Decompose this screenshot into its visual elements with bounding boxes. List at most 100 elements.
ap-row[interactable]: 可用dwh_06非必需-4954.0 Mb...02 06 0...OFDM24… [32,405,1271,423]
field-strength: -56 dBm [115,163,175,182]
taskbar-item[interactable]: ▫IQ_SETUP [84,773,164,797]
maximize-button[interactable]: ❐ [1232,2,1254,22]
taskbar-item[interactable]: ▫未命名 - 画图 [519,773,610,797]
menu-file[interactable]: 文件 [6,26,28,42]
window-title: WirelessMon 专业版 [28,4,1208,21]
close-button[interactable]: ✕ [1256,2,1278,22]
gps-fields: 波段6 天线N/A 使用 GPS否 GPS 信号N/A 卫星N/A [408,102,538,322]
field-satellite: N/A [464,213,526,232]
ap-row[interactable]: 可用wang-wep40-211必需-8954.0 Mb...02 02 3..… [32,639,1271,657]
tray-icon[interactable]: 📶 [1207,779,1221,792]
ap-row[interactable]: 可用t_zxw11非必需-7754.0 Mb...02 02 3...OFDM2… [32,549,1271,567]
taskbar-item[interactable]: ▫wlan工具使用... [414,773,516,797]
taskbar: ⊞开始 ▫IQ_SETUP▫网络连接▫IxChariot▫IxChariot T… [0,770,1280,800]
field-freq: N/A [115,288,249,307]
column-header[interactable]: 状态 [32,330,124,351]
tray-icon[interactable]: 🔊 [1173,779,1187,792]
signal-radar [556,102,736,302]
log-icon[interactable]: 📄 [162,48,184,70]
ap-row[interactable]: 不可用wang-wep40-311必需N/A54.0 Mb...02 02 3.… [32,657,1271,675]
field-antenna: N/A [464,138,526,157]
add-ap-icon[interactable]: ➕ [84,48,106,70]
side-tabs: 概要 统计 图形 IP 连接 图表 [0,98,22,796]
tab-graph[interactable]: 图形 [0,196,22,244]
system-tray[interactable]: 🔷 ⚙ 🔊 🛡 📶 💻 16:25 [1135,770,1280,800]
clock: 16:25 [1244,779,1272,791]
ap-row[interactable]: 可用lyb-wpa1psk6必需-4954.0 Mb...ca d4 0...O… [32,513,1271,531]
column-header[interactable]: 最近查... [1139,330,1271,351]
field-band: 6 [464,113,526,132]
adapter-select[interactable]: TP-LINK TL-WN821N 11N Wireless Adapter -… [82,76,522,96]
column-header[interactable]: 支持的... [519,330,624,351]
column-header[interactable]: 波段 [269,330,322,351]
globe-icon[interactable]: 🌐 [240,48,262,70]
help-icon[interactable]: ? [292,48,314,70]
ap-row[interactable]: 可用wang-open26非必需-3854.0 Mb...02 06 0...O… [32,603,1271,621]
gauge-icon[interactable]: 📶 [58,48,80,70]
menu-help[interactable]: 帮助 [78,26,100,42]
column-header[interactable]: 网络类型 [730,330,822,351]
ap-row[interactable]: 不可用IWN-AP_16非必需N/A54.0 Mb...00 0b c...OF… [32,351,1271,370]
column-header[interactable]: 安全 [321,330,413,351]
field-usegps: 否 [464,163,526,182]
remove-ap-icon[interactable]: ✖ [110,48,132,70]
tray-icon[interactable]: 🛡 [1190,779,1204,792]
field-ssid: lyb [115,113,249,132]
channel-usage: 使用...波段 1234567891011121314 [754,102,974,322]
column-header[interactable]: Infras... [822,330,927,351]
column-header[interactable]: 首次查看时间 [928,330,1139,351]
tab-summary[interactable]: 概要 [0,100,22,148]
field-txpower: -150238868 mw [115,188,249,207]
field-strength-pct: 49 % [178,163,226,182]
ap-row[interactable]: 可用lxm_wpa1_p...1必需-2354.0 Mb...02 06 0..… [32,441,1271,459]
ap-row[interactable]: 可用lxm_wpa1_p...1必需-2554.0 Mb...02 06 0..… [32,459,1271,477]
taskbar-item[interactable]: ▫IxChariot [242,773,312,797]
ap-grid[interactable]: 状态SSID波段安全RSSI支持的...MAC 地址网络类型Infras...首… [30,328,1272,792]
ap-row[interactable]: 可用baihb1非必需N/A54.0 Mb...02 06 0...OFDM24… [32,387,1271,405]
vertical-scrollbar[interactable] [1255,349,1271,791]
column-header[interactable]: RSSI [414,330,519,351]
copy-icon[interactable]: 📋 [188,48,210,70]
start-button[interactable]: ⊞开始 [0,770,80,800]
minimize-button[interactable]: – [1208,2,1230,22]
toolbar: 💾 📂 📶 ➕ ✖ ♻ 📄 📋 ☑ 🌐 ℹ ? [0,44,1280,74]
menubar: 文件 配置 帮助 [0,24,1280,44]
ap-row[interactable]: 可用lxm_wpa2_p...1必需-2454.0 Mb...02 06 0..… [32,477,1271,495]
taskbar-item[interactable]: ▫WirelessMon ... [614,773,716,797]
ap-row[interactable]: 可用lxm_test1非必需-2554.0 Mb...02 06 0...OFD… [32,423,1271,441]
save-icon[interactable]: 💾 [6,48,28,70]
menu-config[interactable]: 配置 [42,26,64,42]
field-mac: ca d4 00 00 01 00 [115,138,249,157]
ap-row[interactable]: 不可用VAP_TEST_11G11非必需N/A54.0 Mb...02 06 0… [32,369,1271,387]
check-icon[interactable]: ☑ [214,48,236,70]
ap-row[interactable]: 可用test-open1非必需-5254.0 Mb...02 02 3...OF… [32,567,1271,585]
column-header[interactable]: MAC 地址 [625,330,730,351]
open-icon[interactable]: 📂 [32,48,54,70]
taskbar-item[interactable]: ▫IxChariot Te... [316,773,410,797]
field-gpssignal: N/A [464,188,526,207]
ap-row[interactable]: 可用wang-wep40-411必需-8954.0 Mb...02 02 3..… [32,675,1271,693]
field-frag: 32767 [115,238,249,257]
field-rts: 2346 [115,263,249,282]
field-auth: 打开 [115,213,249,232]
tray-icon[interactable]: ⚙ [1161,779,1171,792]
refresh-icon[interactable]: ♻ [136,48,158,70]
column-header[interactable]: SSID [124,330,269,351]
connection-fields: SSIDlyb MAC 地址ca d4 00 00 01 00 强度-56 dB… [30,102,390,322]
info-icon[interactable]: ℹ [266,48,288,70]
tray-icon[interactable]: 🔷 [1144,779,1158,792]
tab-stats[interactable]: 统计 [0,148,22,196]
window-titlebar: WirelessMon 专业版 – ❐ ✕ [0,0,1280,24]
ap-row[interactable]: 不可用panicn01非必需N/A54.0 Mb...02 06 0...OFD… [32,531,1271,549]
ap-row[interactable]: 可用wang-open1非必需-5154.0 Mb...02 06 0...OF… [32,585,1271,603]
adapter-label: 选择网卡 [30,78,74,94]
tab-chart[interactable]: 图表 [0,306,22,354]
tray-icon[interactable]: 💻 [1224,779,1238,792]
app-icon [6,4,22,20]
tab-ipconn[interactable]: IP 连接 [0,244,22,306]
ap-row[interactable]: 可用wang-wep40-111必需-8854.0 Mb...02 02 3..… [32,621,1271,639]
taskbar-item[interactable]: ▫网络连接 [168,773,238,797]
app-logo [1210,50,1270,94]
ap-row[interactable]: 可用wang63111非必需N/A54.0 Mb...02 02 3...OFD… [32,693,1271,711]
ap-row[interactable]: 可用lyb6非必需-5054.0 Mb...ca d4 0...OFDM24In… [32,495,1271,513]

Exercise goal
Format everything from the start of the records down to the line containing "window-title: WirelessMon 专业版 [28,4,1208,21]", inclusive, as a JSON list of strings with one string per line and blank lines omitted.

Task output
[
  "Decompose this screenshot into its visual elements with bounding boxes. List at most 100 elements.",
  "ap-row[interactable]: 可用dwh_06非必需-4954.0 Mb...02 06 0...OFDM24… [32,405,1271,423]",
  "field-strength: -56 dBm [115,163,175,182]",
  "taskbar-item[interactable]: ▫IQ_SETUP [84,773,164,797]",
  "maximize-button[interactable]: ❐ [1232,2,1254,22]",
  "taskbar-item[interactable]: ▫未命名 - 画图 [519,773,610,797]",
  "menu-file[interactable]: 文件 [6,26,28,42]",
  "window-title: WirelessMon 专业版 [28,4,1208,21]"
]